**What to work on**
Work out how many lines hold the string "this". The answer is a single number, nothing more.

**Records shown**
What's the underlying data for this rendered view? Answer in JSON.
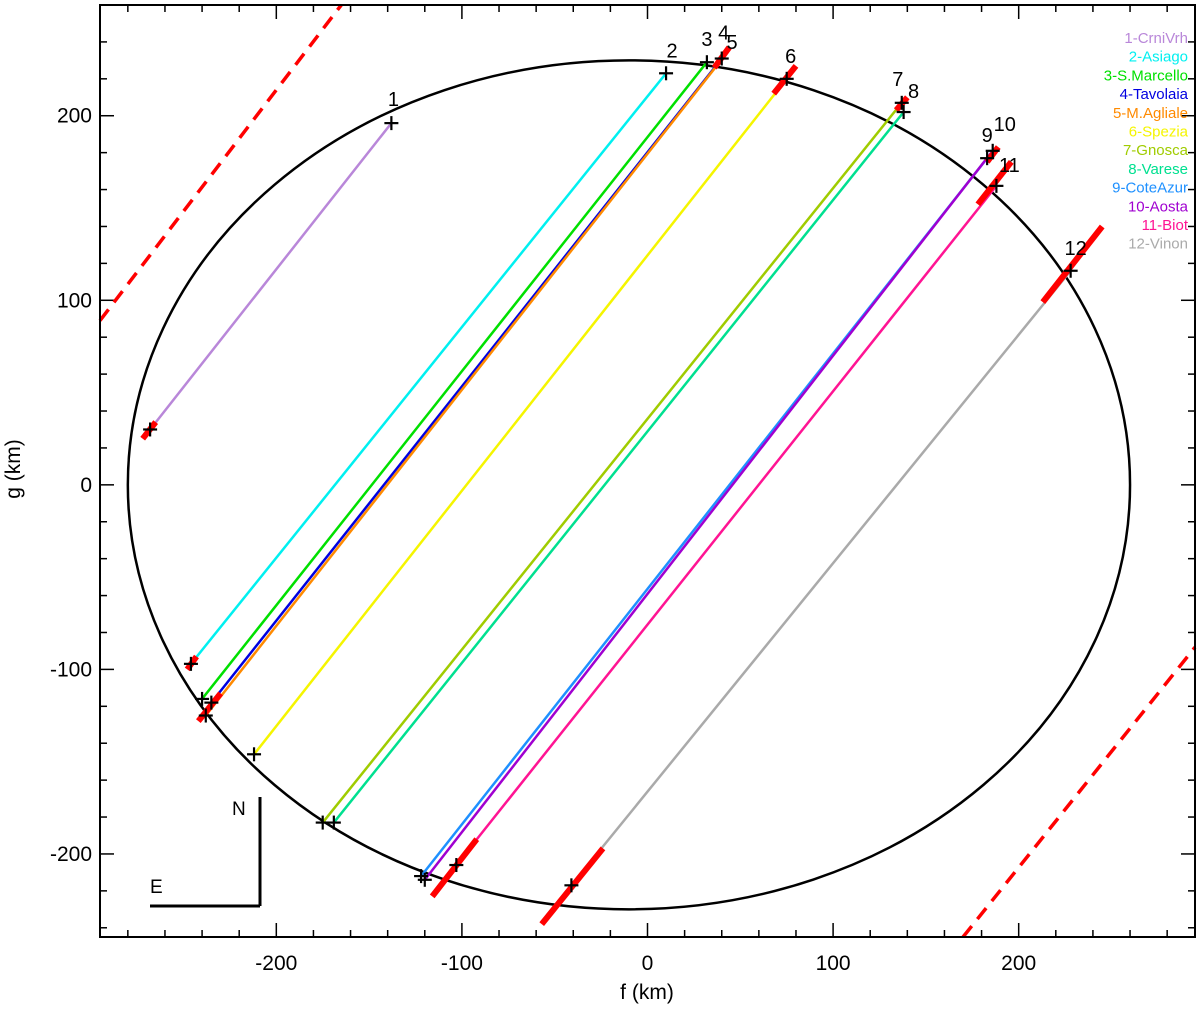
{
  "chart_data": {
    "type": "scatter",
    "title": "",
    "xlabel": "f (km)",
    "ylabel": "g (km)",
    "xlim": [
      -295,
      295
    ],
    "ylim": [
      -245,
      260
    ],
    "x_ticks": [
      -200,
      -100,
      0,
      100,
      200
    ],
    "y_ticks": [
      -200,
      -100,
      0,
      100,
      200
    ],
    "legend_position": "top-right",
    "ellipse": {
      "cx": -10,
      "cy": 0,
      "rx": 270,
      "ry": 230,
      "color": "#000000"
    },
    "compass": {
      "north": "N",
      "east": "E"
    },
    "chords": [
      {
        "id": "1",
        "name": "1-CrniVrh",
        "color": "#b987d9",
        "start": [
          -268,
          30
        ],
        "end": [
          -138,
          196
        ],
        "label": "1",
        "start_mark": true,
        "end_mark": true
      },
      {
        "id": "2",
        "name": "2-Asiago",
        "color": "#00f0f0",
        "start": [
          -246,
          -97
        ],
        "end": [
          10,
          223
        ],
        "label": "2",
        "start_mark": true,
        "end_mark": true
      },
      {
        "id": "3",
        "name": "3-S.Marcello",
        "color": "#00e000",
        "start": [
          -240,
          -116
        ],
        "end": [
          32,
          229
        ],
        "label": "3",
        "start_mark": true,
        "end_mark": true
      },
      {
        "id": "4",
        "name": "4-Tavolaia",
        "color": "#0000e0",
        "start": [
          -235,
          -118
        ],
        "end": [
          40,
          231
        ],
        "label": "4",
        "start_mark": true,
        "end_mark": true
      },
      {
        "id": "5",
        "name": "5-M.Agliale",
        "color": "#ff8a00",
        "start": [
          -238,
          -125
        ],
        "end": [
          38,
          228
        ],
        "label": "5",
        "start_mark": true,
        "end_mark": false
      },
      {
        "id": "6",
        "name": "6-Spezia",
        "color": "#f5f500",
        "start": [
          -212,
          -146
        ],
        "end": [
          75,
          220
        ],
        "label": "6",
        "start_mark": true,
        "end_mark": true
      },
      {
        "id": "7",
        "name": "7-Gnosca",
        "color": "#a0cc00",
        "start": [
          -175,
          -183
        ],
        "end": [
          137,
          207
        ],
        "label": "7",
        "start_mark": true,
        "end_mark": true
      },
      {
        "id": "8",
        "name": "8-Varese",
        "color": "#00e090",
        "start": [
          -169,
          -183
        ],
        "end": [
          138,
          202
        ],
        "label": "8",
        "start_mark": true,
        "end_mark": true
      },
      {
        "id": "9",
        "name": "9-CoteAzur",
        "color": "#1e90ff",
        "start": [
          -122,
          -212
        ],
        "end": [
          183,
          177
        ],
        "label": "9",
        "start_mark": true,
        "end_mark": true
      },
      {
        "id": "10",
        "name": "10-Aosta",
        "color": "#a000d0",
        "start": [
          -120,
          -214
        ],
        "end": [
          186,
          181
        ],
        "label": "10",
        "start_mark": true,
        "end_mark": true
      },
      {
        "id": "11",
        "name": "11-Biot",
        "color": "#ff1493",
        "start": [
          -103,
          -206
        ],
        "end": [
          188,
          162
        ],
        "label": "11",
        "start_mark": true,
        "end_mark": true
      },
      {
        "id": "12",
        "name": "12-Vinon",
        "color": "#aaaaaa",
        "start": [
          -41,
          -217
        ],
        "end": [
          228,
          116
        ],
        "label": "12",
        "start_mark": true,
        "end_mark": true
      }
    ],
    "error_segments": {
      "color": "#ff0000",
      "segments": [
        [
          [
            -272,
            25
          ],
          [
            -265,
            34
          ]
        ],
        [
          [
            -248,
            -100
          ],
          [
            -243,
            -93
          ]
        ],
        [
          [
            -242,
            -128
          ],
          [
            -230,
            -113
          ]
        ],
        [
          [
            36,
            226
          ],
          [
            44,
            237
          ]
        ],
        [
          [
            68,
            212
          ],
          [
            80,
            227
          ]
        ],
        [
          [
            134,
            203
          ],
          [
            140,
            210
          ]
        ],
        [
          [
            183,
            175
          ],
          [
            189,
            183
          ]
        ],
        [
          [
            178,
            152
          ],
          [
            196,
            175
          ]
        ],
        [
          [
            -116,
            -223
          ],
          [
            -92,
            -192
          ]
        ],
        [
          [
            -57,
            -238
          ],
          [
            -24,
            -197
          ]
        ],
        [
          [
            213,
            99
          ],
          [
            245,
            140
          ]
        ]
      ]
    },
    "dashed_bounds": {
      "color": "#ff0000",
      "lines": [
        [
          [
            -295,
            89
          ],
          [
            -165,
            260
          ]
        ],
        [
          [
            170,
            -245
          ],
          [
            295,
            -88
          ]
        ]
      ]
    }
  }
}
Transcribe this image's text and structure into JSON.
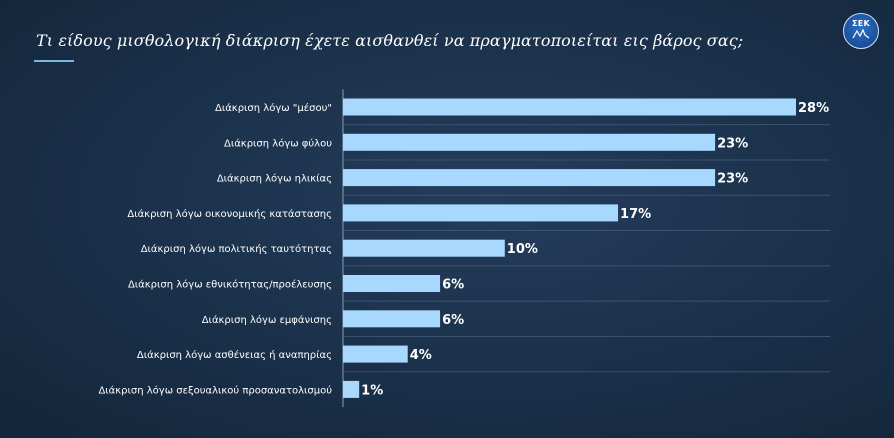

**Complete output**
2